PROVIDED MATERIAL
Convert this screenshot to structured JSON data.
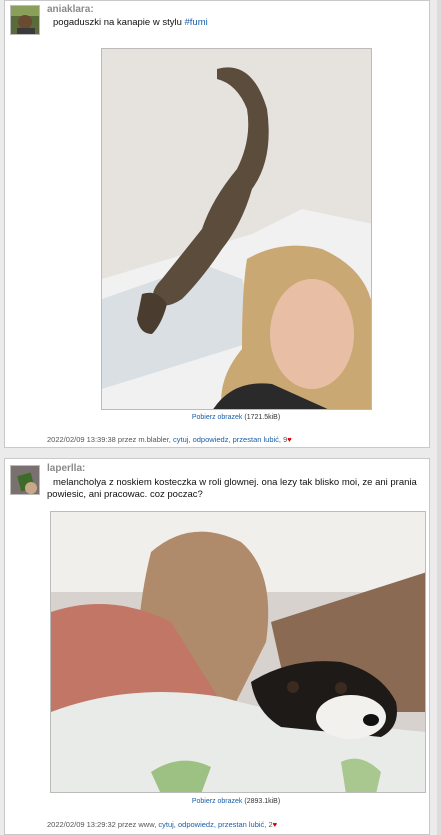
{
  "posts": [
    {
      "username": "aniaklara:",
      "text_before": "pogaduszki na kanapie w stylu ",
      "hashtag": "#fumi",
      "download_label": "Pobierz obrazek",
      "download_size": "(1721.5kiB)",
      "date": "2022/02/09 13:39:38",
      "by_prefix": "przez",
      "author": "m.blabler,",
      "actions": [
        "cytuj,",
        "odpowiedz,",
        "przestan lubić,"
      ],
      "likes": "9"
    },
    {
      "username": "laperlla:",
      "text_line1": "melancholya z noskiem kosteczka w roli glownej. ona lezy tak blisko moi, ze ani prania",
      "text_line2": "powiesic, ani pracowac. coz poczac?",
      "download_label": "Pobierz obrazek",
      "download_size": "(2893.1kiB)",
      "date": "2022/02/09 13:29:32",
      "by_prefix": "przez",
      "author": "www,",
      "actions": [
        "cytuj,",
        "odpowiedz,",
        "przestan lubić,"
      ],
      "likes": "2"
    }
  ],
  "colors": {
    "link": "#1a5ea8",
    "heart": "#d00000",
    "username": "#8a8a8a"
  }
}
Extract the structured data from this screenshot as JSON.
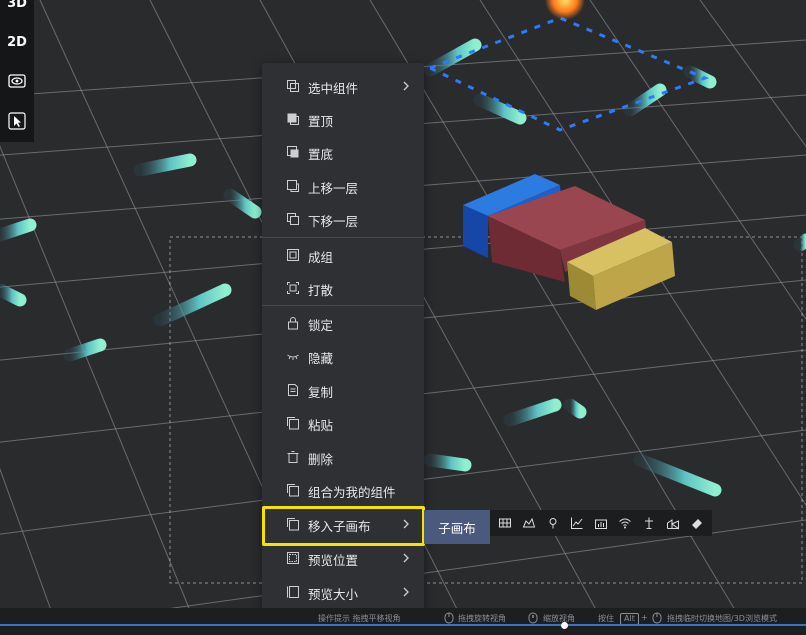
{
  "view_toggle": {
    "label_3d": "3D",
    "label_2d": "2D"
  },
  "context_menu": {
    "items": [
      {
        "label": "选中组件",
        "icon": "layers-icon",
        "submenu": true
      },
      {
        "label": "置顶",
        "icon": "bring-to-front-icon",
        "submenu": false
      },
      {
        "label": "置底",
        "icon": "send-to-back-icon",
        "submenu": false
      },
      {
        "label": "上移一层",
        "icon": "move-up-layer-icon",
        "submenu": false
      },
      {
        "label": "下移一层",
        "icon": "move-down-layer-icon",
        "submenu": false
      },
      {
        "label": "成组",
        "icon": "group-icon",
        "submenu": false
      },
      {
        "label": "打散",
        "icon": "ungroup-icon",
        "submenu": false
      },
      {
        "label": "锁定",
        "icon": "lock-icon",
        "submenu": false
      },
      {
        "label": "隐藏",
        "icon": "hide-icon",
        "submenu": false
      },
      {
        "label": "复制",
        "icon": "copy-icon",
        "submenu": false
      },
      {
        "label": "粘贴",
        "icon": "paste-icon",
        "submenu": false
      },
      {
        "label": "删除",
        "icon": "trash-icon",
        "submenu": false
      },
      {
        "label": "组合为我的组件",
        "icon": "save-component-icon",
        "submenu": false
      },
      {
        "label": "移入子画布",
        "icon": "move-to-subcanvas-icon",
        "submenu": true
      },
      {
        "label": "预览位置",
        "icon": "preview-position-icon",
        "submenu": true
      },
      {
        "label": "预览大小",
        "icon": "preview-size-icon",
        "submenu": true
      }
    ],
    "highlight_color": "#f4e300"
  },
  "submenu": {
    "label": "子画布"
  },
  "status_bar": {
    "hint_pan": "操作提示  拖拽平移视角",
    "hint_rotate": "拖拽旋转视角",
    "hint_zoom": "缩放视角",
    "hint_hold": "按住",
    "key_alt": "Alt",
    "key_plus": "+",
    "hint_switch": "拖拽临时切换地图/3D浏览模式"
  },
  "colors": {
    "ground": "#2a2b2d",
    "menu_bg": "#2e3033",
    "submenu_bg": "#4a5a7f",
    "accent_blue": "#3a73c4",
    "tube_cyan": "#6ad6c6",
    "container_blue": "#1f5fc7",
    "container_red": "#8a3b45",
    "container_yellow": "#c9b24a"
  }
}
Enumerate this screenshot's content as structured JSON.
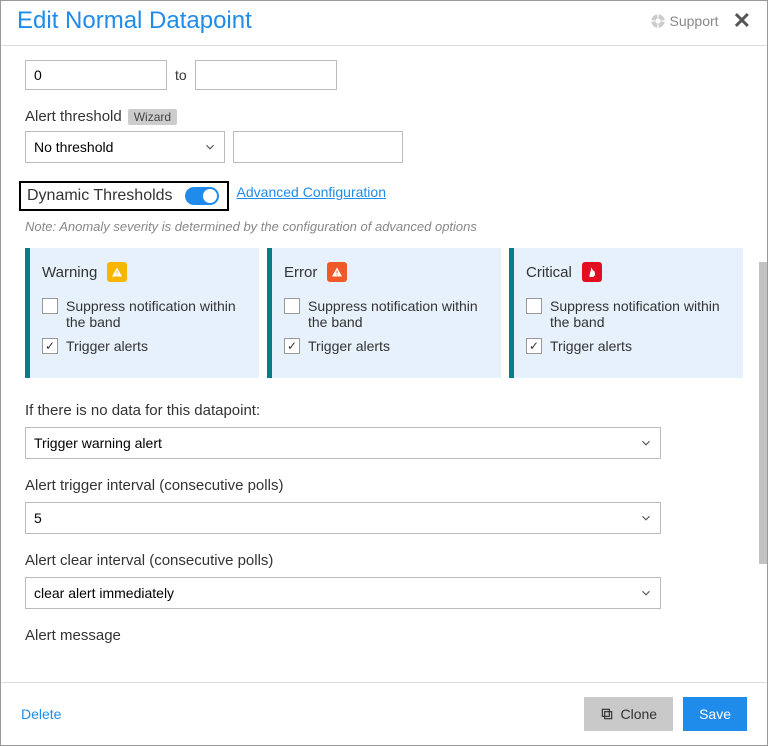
{
  "header": {
    "title": "Edit Normal Datapoint",
    "support": "Support"
  },
  "range": {
    "from": "0",
    "to_label": "to",
    "to": ""
  },
  "alert_threshold": {
    "label": "Alert threshold",
    "wizard": "Wizard",
    "select": "No threshold",
    "value": ""
  },
  "dynamic": {
    "label": "Dynamic Thresholds",
    "advanced": "Advanced Configuration",
    "note": "Note: Anomaly severity is determined by the configuration of advanced options"
  },
  "cards": {
    "warning": "Warning",
    "error": "Error",
    "critical": "Critical",
    "suppress": "Suppress notification within the band",
    "trigger": "Trigger alerts"
  },
  "no_data": {
    "label": "If there is no data for this datapoint:",
    "value": "Trigger warning alert"
  },
  "trigger_interval": {
    "label": "Alert trigger interval (consecutive polls)",
    "value": "5"
  },
  "clear_interval": {
    "label": "Alert clear interval (consecutive polls)",
    "value": "clear alert immediately"
  },
  "alert_message_label": "Alert message",
  "footer": {
    "delete": "Delete",
    "clone": "Clone",
    "save": "Save"
  }
}
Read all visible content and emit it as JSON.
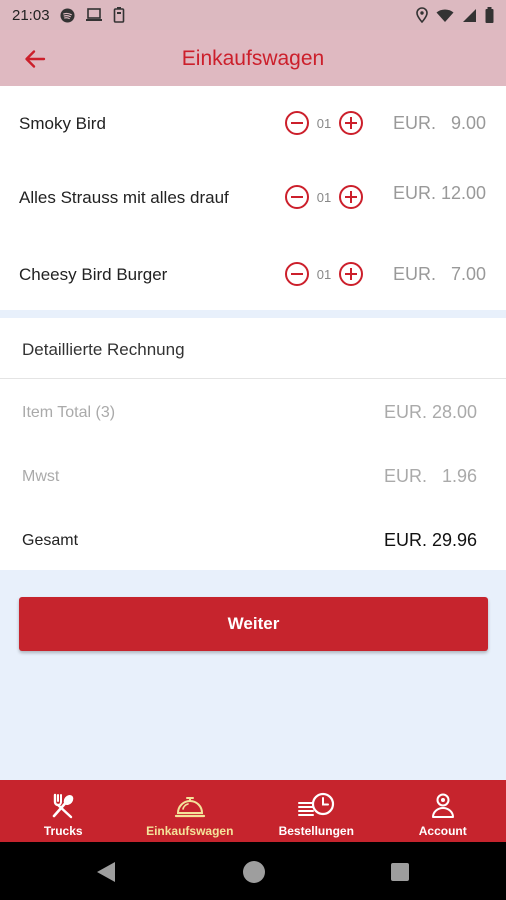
{
  "status_bar": {
    "time": "21:03"
  },
  "app_bar": {
    "title": "Einkaufswagen",
    "back_icon": "arrow-left-icon"
  },
  "cart": {
    "items": [
      {
        "name": "Smoky Bird",
        "qty": "01",
        "price": "EUR.   9.00"
      },
      {
        "name": "Alles Strauss mit alles drauf",
        "qty": "01",
        "price": "EUR. 12.00"
      },
      {
        "name": "Cheesy Bird Burger",
        "qty": "01",
        "price": "EUR.   7.00"
      }
    ]
  },
  "bill": {
    "heading": "Detaillierte Rechnung",
    "item_total_label": "Item Total (3)",
    "item_total_value": "EUR. 28.00",
    "mwst_label": "Mwst",
    "mwst_value": "EUR.   1.96",
    "total_label": "Gesamt",
    "total_value": "EUR. 29.96"
  },
  "continue_button": "Weiter",
  "bottom_nav": [
    {
      "label": "Trucks",
      "icon": "fork-spoon-icon"
    },
    {
      "label": "Einkaufswagen",
      "icon": "service-bell-icon",
      "active": true
    },
    {
      "label": "Bestellungen",
      "icon": "list-clock-icon"
    },
    {
      "label": "Account",
      "icon": "user-icon"
    }
  ],
  "colors": {
    "accent": "#cc1f2b",
    "appbar_bg": "#dfb9c1",
    "active_nav": "#f4e39a"
  }
}
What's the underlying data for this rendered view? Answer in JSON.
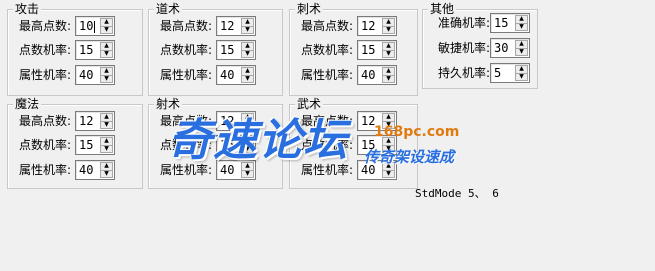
{
  "groups": [
    {
      "title": "攻击",
      "rows": [
        {
          "label": "最高点数:",
          "value": "10"
        },
        {
          "label": "点数机率:",
          "value": "15"
        },
        {
          "label": "属性机率:",
          "value": "40"
        }
      ]
    },
    {
      "title": "道术",
      "rows": [
        {
          "label": "最高点数:",
          "value": "12"
        },
        {
          "label": "点数机率:",
          "value": "15"
        },
        {
          "label": "属性机率:",
          "value": "40"
        }
      ]
    },
    {
      "title": "刺术",
      "rows": [
        {
          "label": "最高点数:",
          "value": "12"
        },
        {
          "label": "点数机率:",
          "value": "15"
        },
        {
          "label": "属性机率:",
          "value": "40"
        }
      ]
    },
    {
      "title": "其他",
      "rows": [
        {
          "label": "准确机率:",
          "value": "15"
        },
        {
          "label": "敏捷机率:",
          "value": "30"
        },
        {
          "label": "持久机率:",
          "value": "5"
        }
      ]
    },
    {
      "title": "魔法",
      "rows": [
        {
          "label": "最高点数:",
          "value": "12"
        },
        {
          "label": "点数机率:",
          "value": "15"
        },
        {
          "label": "属性机率:",
          "value": "40"
        }
      ]
    },
    {
      "title": "射术",
      "rows": [
        {
          "label": "最高点数:",
          "value": "12"
        },
        {
          "label": "点数机率:",
          "value": "15"
        },
        {
          "label": "属性机率:",
          "value": "40"
        }
      ]
    },
    {
      "title": "武术",
      "rows": [
        {
          "label": "最高点数:",
          "value": "12"
        },
        {
          "label": "点数机率:",
          "value": "15"
        },
        {
          "label": "属性机率:",
          "value": "40"
        }
      ]
    }
  ],
  "stdmode_text": "StdMode 5、 6",
  "watermark": {
    "main": "奇速论坛",
    "url": "168pc.com",
    "sub": "传奇架设速成"
  }
}
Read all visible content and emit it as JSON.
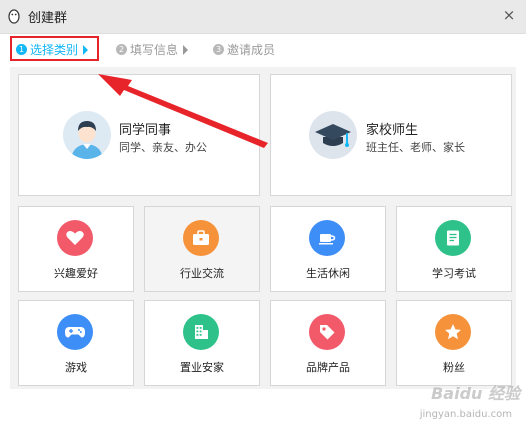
{
  "window": {
    "title": "创建群",
    "close_glyph": "×"
  },
  "steps": [
    {
      "num": "1",
      "label": "选择类别",
      "state": "active"
    },
    {
      "num": "2",
      "label": "填写信息",
      "state": "inactive"
    },
    {
      "num": "3",
      "label": "邀请成员",
      "state": "inactive"
    }
  ],
  "big_cards": [
    {
      "title": "同学同事",
      "subtitle": "同学、亲友、办公",
      "icon": "student-avatar-icon"
    },
    {
      "title": "家校师生",
      "subtitle": "班主任、老师、家长",
      "icon": "graduation-cap-icon"
    }
  ],
  "categories": [
    {
      "label": "兴趣爱好",
      "icon": "heart-icon",
      "color": "#f25a6a"
    },
    {
      "label": "行业交流",
      "icon": "briefcase-icon",
      "color": "#f5923a"
    },
    {
      "label": "生活休闲",
      "icon": "coffee-cup-icon",
      "color": "#3e8ef7"
    },
    {
      "label": "学习考试",
      "icon": "notebook-icon",
      "color": "#2ec28a"
    },
    {
      "label": "游戏",
      "icon": "gamepad-icon",
      "color": "#3e8ef7"
    },
    {
      "label": "置业安家",
      "icon": "building-icon",
      "color": "#2ec28a"
    },
    {
      "label": "品牌产品",
      "icon": "tag-icon",
      "color": "#f25a6a"
    },
    {
      "label": "粉丝",
      "icon": "star-icon",
      "color": "#f5923a"
    }
  ],
  "colors": {
    "accent": "#12b7f5",
    "annotation": "#e8242b"
  },
  "watermark": {
    "text": "Baidu 经验",
    "sub": "jingyan.baidu.com"
  }
}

WHAT IS ASKED
Reproduce each line of the material containing the word "JSON".

RESPONSE BELOW
Convert this screenshot to structured JSON data.
Extract the structured data from this screenshot as JSON.
Enumerate this screenshot's content as structured JSON.
Read all visible content and emit it as JSON.
What's the underlying data for this rendered view? Answer in JSON.
Read all visible content and emit it as JSON.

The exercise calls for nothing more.